## WHAT YOU NEED TO DO:
Take the entries below and print all of them exactly, please.
----- SUPPLIED DATA
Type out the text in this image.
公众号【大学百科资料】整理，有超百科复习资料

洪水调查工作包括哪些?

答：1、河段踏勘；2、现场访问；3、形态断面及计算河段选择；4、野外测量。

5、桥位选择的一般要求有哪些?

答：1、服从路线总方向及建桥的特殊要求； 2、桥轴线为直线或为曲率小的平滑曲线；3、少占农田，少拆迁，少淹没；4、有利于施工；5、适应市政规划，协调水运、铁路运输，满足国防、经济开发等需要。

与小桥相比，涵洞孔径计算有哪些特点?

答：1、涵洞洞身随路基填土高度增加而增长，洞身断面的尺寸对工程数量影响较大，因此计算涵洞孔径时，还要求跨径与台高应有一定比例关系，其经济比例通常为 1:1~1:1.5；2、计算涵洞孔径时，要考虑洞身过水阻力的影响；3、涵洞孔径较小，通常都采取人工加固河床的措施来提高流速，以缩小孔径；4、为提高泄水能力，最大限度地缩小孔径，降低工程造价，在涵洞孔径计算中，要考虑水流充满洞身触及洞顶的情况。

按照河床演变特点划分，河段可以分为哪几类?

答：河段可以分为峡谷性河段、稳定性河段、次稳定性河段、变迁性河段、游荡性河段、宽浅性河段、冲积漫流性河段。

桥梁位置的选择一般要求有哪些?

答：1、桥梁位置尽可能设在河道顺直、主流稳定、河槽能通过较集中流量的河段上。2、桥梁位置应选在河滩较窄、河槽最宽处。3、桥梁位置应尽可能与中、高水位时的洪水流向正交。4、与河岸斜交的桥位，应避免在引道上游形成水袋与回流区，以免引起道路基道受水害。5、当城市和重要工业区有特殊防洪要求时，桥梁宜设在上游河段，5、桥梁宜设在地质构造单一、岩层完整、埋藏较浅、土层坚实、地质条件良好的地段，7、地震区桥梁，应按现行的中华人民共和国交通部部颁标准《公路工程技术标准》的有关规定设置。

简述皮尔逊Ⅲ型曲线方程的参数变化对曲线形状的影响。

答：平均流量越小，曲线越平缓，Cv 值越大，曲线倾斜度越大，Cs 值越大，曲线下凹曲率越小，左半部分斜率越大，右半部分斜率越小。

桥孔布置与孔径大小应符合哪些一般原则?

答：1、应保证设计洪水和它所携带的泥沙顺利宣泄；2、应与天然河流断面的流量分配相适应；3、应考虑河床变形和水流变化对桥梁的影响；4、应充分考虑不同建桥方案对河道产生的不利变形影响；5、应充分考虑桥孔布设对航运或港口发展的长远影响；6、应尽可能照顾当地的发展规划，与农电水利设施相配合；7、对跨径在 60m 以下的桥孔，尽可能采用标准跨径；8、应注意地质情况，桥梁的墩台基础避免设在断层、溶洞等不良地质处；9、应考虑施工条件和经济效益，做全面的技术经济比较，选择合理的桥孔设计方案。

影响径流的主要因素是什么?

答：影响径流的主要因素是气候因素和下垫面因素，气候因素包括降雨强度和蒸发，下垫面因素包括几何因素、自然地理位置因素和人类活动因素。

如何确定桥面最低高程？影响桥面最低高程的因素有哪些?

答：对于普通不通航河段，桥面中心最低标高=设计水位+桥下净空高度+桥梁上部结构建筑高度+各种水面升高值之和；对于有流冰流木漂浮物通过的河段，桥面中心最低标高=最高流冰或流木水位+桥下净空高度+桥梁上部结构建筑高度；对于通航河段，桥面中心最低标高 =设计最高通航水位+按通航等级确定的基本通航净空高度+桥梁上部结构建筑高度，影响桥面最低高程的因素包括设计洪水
----------
## RESULT OF THE TASK:
Type out the text in this image.
公众号【大学百科资料】整理，有超百科复习资料

洪水调查工作包括哪些?

答：1、河段踏勘；2、现场访问；3、形态断面及计算河段选择；4、野外测量。

5、桥位选择的一般要求有哪些?

答：1、服从路线总方向及建桥的特殊要求； 2、桥轴线为直线或为曲率小的平滑曲线；3、少占农田，少拆迁，少淹没；4、有利于施工；5、适应市政规划，协调水运、铁路运输，满足国防、经济开发等需要。

与小桥相比，涵洞孔径计算有哪些特点?

答：1、涵洞洞身随路基填土高度增加而增长，洞身断面的尺寸对工程数量影响较大，因此计算涵洞孔径时，还要求跨径与台高应有一定比例关系，其经济比例通常为 1:1~1:1.5；2、计算涵洞孔径时，要考虑洞身过水阻力的影响；3、涵洞孔径较小，通常都采取人工加固河床的措施来提高流速，以缩小孔径；4、为提高泄水能力，最大限度地缩小孔径，降低工程造价，在涵洞孔径计算中，要考虑水流充满洞身触及洞顶的情况。

按照河床演变特点划分，河段可以分为哪几类?

答：河段可以分为峡谷性河段、稳定性河段、次稳定性河段、变迁性河段、游荡性河段、宽浅性河段、冲积漫流性河段。

桥梁位置的选择一般要求有哪些?

答：1、桥梁位置尽可能设在河道顺直、主流稳定、河槽能通过较集中流量的河段上。2、桥梁位置应选在河滩较窄、河槽最宽处。3、桥梁位置应尽可能与中、高水位时的洪水流向正交。4、与河岸斜交的桥位，应避免在引道上游形成水袋与回流区，以免引起道路基道受水害。5、当城市和重要工业区有特殊防洪要求时，桥梁宜设在上游河段，5、桥梁宜设在地质构造单一、岩层完整、埋藏较浅、土层坚实、地质条件良好的地段，7、地震区桥梁，应按现行的中华人民共和国交通部部颁标准《公路工程技术标准》的有关规定设置。

简述皮尔逊Ⅲ型曲线方程的参数变化对曲线形状的影响。

答：平均流量越小，曲线越平缓，Cv 值越大，曲线倾斜度越大，Cs 值越大，曲线下凹曲率越小，左半部分斜率越大，右半部分斜率越小。

桥孔布置与孔径大小应符合哪些一般原则?

答：1、应保证设计洪水和它所携带的泥沙顺利宣泄；2、应与天然河流断面的流量分配相适应；3、应考虑河床变形和水流变化对桥梁的影响；4、应充分考虑不同建桥方案对河道产生的不利变形影响；5、应充分考虑桥孔布设对航运或港口发展的长远影响；6、应尽可能照顾当地的发展规划，与农电水利设施相配合；7、对跨径在 60m 以下的桥孔，尽可能采用标准跨径；8、应注意地质情况，桥梁的墩台基础避免设在断层、溶洞等不良地质处；9、应考虑施工条件和经济效益，做全面的技术经济比较，选择合理的桥孔设计方案。

影响径流的主要因素是什么?

答：影响径流的主要因素是气候因素和下垫面因素，气候因素包括降雨强度和蒸发，下垫面因素包括几何因素、自然地理位置因素和人类活动因素。

如何确定桥面最低高程？影响桥面最低高程的因素有哪些?

答：对于普通不通航河段，桥面中心最低标高=设计水位+桥下净空高度+桥梁上部结构建筑高度+各种水面升高值之和；对于有流冰流木漂浮物通过的河段，桥面中心最低标高=最高流冰或流木水位+桥下净空高度+桥梁上部结构建筑高度；对于通航河段，桥面中心最低标高 =设计最高通航水位+按通航等级确定的基本通航净空高度+桥梁上部结构建筑高度，影响桥面最低高程的因素包括设计洪水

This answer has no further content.